[Written problem 1]: According to the chocolate factory puzzle, which years does the study of chocolate stocks and prices cover?
[Written problem 2]: Pick up the chocolate factory puzzle after its last sentence and keep writing.

[Passage given]:
------------
The fourth and final Puzzle of the GBUDV series continues on with chocolate, because we love chocolate! As we’ve seen before, colours and shapes must be used with caution, or you risk misrepresenting the information in your data. We are going to see how best to show the evolution of our variables over time.
To learn more about the GBUDV project, read the introductory article.
The ChocoChoc’s Factory is known for producing tasty candies and chocolates. The CEO, Martin Luke Sanders, has but one creed: ‘Make people happy, give them candy! Make people passionate, give them chocolate!’. Despite some scandals and crisis, the Factory has been running since 2003.
We’ve been tasked with observing the chocolate stocks and prices between 2003 and 2011 to determine the important moments in the life of the company and, perhaps, prepare it a brighter future.
The Good’s message:
|Although stocks have been going up and down, prices have remained quite steady. The Factory is selling as high in 2011 as it did in 2003. Plus, there seems to be a clear correlation between stocks and prices that we can even assume to be a causality link: the less products ChocoChoc has, the more costly they are.|
The Bad’s message:
|Did I ever tell you how much I love tables? It’s, like, text and lines, and no colours, and plain, and all the data is stuffed with no distinctive mark of any kind. It makes it so much harder to spot the interesting information.|
The Ugly’s message:
|Not much change, I think. No, wait: ha! I knew it, that title’s right! Prices have gone up these last few years, we’re finally making profit! And the best thing is we even managed to keep our stocks roughly constant.|
Why is the Good good?
When you want to show two values that are probably linked and vary together, a two-line plot is usually a clever choice. Thanks to this representation, the audience quickly get that stocks and prices changed over time and that one rising corresponds to the other falling down. So, it’s great for a comparative study of time-series.
------------
[Given information]:
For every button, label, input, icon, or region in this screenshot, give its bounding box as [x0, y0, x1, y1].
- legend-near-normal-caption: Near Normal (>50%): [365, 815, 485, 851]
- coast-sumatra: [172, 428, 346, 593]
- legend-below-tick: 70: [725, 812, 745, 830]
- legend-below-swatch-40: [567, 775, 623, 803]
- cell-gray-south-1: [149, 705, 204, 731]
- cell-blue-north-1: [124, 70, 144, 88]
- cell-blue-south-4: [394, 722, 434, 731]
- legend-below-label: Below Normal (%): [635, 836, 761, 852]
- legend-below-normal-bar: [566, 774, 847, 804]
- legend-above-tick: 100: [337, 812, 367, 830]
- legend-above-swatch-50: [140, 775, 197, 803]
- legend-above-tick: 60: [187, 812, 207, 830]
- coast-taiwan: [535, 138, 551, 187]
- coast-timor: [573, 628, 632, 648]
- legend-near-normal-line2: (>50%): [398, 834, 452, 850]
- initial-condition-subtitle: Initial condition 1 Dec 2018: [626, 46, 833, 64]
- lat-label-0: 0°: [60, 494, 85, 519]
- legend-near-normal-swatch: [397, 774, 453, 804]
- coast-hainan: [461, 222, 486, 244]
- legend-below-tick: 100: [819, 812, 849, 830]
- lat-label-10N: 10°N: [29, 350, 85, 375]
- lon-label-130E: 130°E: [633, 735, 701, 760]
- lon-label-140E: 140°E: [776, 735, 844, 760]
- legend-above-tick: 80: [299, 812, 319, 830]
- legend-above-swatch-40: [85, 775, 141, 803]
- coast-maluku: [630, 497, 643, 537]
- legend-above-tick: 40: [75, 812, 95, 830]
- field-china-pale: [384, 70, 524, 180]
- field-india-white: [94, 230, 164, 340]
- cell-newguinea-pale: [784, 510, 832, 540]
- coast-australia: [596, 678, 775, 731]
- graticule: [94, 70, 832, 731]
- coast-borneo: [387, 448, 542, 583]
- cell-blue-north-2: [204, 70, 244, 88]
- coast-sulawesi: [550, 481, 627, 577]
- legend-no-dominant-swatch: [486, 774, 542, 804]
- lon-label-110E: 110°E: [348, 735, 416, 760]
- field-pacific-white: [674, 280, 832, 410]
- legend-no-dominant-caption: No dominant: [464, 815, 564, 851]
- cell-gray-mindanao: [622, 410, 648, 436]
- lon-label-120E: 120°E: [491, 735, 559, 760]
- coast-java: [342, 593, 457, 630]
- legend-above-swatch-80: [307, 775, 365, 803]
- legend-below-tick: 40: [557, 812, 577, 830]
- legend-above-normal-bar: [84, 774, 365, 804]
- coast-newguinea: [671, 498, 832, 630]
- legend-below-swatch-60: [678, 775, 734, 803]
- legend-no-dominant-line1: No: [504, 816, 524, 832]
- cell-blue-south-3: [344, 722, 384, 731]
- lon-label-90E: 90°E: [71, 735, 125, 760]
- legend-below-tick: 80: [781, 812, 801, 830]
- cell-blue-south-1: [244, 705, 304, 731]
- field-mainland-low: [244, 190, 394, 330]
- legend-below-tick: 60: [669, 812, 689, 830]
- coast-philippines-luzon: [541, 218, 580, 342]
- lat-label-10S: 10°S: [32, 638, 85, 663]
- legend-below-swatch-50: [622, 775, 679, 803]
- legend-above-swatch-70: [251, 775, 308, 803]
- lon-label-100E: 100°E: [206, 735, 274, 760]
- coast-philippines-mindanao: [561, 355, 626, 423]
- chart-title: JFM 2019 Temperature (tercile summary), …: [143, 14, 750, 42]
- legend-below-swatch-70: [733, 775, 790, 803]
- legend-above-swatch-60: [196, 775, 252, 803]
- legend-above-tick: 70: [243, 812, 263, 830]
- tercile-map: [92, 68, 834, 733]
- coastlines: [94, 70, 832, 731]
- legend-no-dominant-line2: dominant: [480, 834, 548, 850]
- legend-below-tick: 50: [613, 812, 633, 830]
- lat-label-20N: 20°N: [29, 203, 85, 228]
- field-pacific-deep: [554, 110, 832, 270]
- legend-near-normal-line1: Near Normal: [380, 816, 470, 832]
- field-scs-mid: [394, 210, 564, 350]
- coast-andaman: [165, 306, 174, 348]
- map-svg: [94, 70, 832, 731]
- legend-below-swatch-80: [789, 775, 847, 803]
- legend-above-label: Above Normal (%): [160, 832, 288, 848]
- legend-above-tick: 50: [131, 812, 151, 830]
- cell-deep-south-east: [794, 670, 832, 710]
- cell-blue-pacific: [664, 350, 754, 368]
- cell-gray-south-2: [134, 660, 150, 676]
------------
[Exercise answer 1]: 2003 to 2011

[Exercise answer 2]:
Because the two axis are separated, you can put all the useful info (label and units) without any chance of collision. But an issue with these graphs is that each axis has its own range… therefore you can be tempted to associate values that are actually very different (for example, noticing where the two curves intersect doesn’t tell you much since their values truly don’t live in the same world). When comparing the two lines, you should only look at their general behaviour rather than their exact values.
While I didn’t highlight any particular point in this chart, you see it would be very easy to add an arrow or a note in the remaining space to give additional information – look at the picture below that provides some clues for these evolutions:
A word of caution, though: a famous saying in data science is ‘correlation does not imply causality’. You must always make sure you’re are not explaining one measurement with something completely unrelated… Bobby Henderson, the inventor of the Flying Spaghetti Monster (or Pastafarianism) parodic religion used this natural bias in his theory to show how the end of pirates caused the terrible climate change we are facing now 😉
Why is the Bad bad?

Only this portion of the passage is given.